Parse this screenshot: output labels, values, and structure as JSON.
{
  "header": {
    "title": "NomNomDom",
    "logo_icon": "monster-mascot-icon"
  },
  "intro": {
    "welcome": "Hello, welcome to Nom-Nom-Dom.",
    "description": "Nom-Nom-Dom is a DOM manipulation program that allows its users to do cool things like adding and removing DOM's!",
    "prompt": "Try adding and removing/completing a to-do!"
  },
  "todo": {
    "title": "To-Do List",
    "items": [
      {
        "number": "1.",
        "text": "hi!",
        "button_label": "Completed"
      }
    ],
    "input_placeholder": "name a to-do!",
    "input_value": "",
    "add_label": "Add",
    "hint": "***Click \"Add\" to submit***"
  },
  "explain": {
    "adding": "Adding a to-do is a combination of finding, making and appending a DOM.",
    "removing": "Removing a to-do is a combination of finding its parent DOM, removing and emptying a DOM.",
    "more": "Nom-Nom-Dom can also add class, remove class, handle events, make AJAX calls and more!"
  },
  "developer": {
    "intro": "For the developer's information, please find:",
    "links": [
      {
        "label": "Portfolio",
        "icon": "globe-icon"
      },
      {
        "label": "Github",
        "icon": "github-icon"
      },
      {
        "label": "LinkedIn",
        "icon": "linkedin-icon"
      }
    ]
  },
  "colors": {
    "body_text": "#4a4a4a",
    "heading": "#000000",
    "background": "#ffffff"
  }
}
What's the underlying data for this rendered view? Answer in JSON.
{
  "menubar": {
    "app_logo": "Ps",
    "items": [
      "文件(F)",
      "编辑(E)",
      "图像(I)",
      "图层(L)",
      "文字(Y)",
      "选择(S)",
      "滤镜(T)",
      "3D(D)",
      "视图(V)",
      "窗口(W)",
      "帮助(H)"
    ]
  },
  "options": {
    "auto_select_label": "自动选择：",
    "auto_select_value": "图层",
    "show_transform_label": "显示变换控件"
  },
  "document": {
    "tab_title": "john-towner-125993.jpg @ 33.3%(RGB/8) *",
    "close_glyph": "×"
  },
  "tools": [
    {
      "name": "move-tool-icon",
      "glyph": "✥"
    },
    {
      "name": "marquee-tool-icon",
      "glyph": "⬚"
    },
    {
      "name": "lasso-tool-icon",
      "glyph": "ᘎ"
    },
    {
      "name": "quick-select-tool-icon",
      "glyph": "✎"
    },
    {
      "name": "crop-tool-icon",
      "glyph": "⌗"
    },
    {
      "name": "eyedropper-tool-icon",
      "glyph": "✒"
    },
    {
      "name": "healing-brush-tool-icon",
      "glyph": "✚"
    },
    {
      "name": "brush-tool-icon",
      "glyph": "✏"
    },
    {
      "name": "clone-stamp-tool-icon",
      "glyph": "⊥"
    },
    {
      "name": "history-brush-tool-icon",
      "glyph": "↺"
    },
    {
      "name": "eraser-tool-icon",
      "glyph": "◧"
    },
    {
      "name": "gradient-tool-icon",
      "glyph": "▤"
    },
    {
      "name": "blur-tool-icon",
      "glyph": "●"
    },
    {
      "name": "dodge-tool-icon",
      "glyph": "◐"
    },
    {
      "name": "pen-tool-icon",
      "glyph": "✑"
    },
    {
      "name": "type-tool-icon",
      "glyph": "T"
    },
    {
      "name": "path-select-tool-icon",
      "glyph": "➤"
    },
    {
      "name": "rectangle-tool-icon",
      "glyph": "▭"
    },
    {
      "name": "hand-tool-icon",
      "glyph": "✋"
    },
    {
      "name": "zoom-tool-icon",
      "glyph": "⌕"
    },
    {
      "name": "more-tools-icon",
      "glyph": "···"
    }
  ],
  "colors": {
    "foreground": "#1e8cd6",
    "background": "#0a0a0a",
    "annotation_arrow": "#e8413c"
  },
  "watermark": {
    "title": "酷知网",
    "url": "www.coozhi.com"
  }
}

Problem to work on:
Extract every record. Keep wording exact.

Answer to the exercise:
Parse this screenshot: output labels, values, and structure as JSON.
{
  "header": {
    "title": "NomNomDom",
    "logo_icon": "monster-mascot-icon"
  },
  "intro": {
    "welcome": "Hello, welcome to Nom-Nom-Dom.",
    "description": "Nom-Nom-Dom is a DOM manipulation program that allows its users to do cool things like adding and removing DOM's!",
    "prompt": "Try adding and removing/completing a to-do!"
  },
  "todo": {
    "title": "To-Do List",
    "items": [
      {
        "number": "1.",
        "text": "hi!",
        "button_label": "Completed"
      }
    ],
    "input_placeholder": "name a to-do!",
    "input_value": "",
    "add_label": "Add",
    "hint": "***Click \"Add\" to submit***"
  },
  "explain": {
    "adding": "Adding a to-do is a combination of finding, making and appending a DOM.",
    "removing": "Removing a to-do is a combination of finding its parent DOM, removing and emptying a DOM.",
    "more": "Nom-Nom-Dom can also add class, remove class, handle events, make AJAX calls and more!"
  },
  "developer": {
    "intro": "For the developer's information, please find:",
    "links": [
      {
        "label": "Portfolio",
        "icon": "globe-icon"
      },
      {
        "label": "Github",
        "icon": "github-icon"
      },
      {
        "label": "LinkedIn",
        "icon": "linkedin-icon"
      }
    ]
  },
  "colors": {
    "body_text": "#4a4a4a",
    "heading": "#000000",
    "background": "#ffffff"
  }
}
What's the underlying data for this rendered view? Answer in JSON.
{
  "menubar": {
    "app_logo": "Ps",
    "items": [
      "文件(F)",
      "编辑(E)",
      "图像(I)",
      "图层(L)",
      "文字(Y)",
      "选择(S)",
      "滤镜(T)",
      "3D(D)",
      "视图(V)",
      "窗口(W)",
      "帮助(H)"
    ]
  },
  "options": {
    "auto_select_label": "自动选择：",
    "auto_select_value": "图层",
    "show_transform_label": "显示变换控件"
  },
  "document": {
    "tab_title": "john-towner-125993.jpg @ 33.3%(RGB/8) *",
    "close_glyph": "×"
  },
  "tools": [
    {
      "name": "move-tool-icon",
      "glyph": "✥"
    },
    {
      "name": "marquee-tool-icon",
      "glyph": "⬚"
    },
    {
      "name": "lasso-tool-icon",
      "glyph": "ᘎ"
    },
    {
      "name": "quick-select-tool-icon",
      "glyph": "✎"
    },
    {
      "name": "crop-tool-icon",
      "glyph": "⌗"
    },
    {
      "name": "eyedropper-tool-icon",
      "glyph": "✒"
    },
    {
      "name": "healing-brush-tool-icon",
      "glyph": "✚"
    },
    {
      "name": "brush-tool-icon",
      "glyph": "✏"
    },
    {
      "name": "clone-stamp-tool-icon",
      "glyph": "⊥"
    },
    {
      "name": "history-brush-tool-icon",
      "glyph": "↺"
    },
    {
      "name": "eraser-tool-icon",
      "glyph": "◧"
    },
    {
      "name": "gradient-tool-icon",
      "glyph": "▤"
    },
    {
      "name": "blur-tool-icon",
      "glyph": "●"
    },
    {
      "name": "dodge-tool-icon",
      "glyph": "◐"
    },
    {
      "name": "pen-tool-icon",
      "glyph": "✑"
    },
    {
      "name": "type-tool-icon",
      "glyph": "T"
    },
    {
      "name": "path-select-tool-icon",
      "glyph": "➤"
    },
    {
      "name": "rectangle-tool-icon",
      "glyph": "▭"
    },
    {
      "name": "hand-tool-icon",
      "glyph": "✋"
    },
    {
      "name": "zoom-tool-icon",
      "glyph": "⌕"
    },
    {
      "name": "more-tools-icon",
      "glyph": "···"
    }
  ],
  "colors": {
    "foreground": "#1e8cd6",
    "background": "#0a0a0a",
    "annotation_arrow": "#e8413c"
  },
  "watermark": {
    "title": "酷知网",
    "url": "www.coozhi.com"
  }
}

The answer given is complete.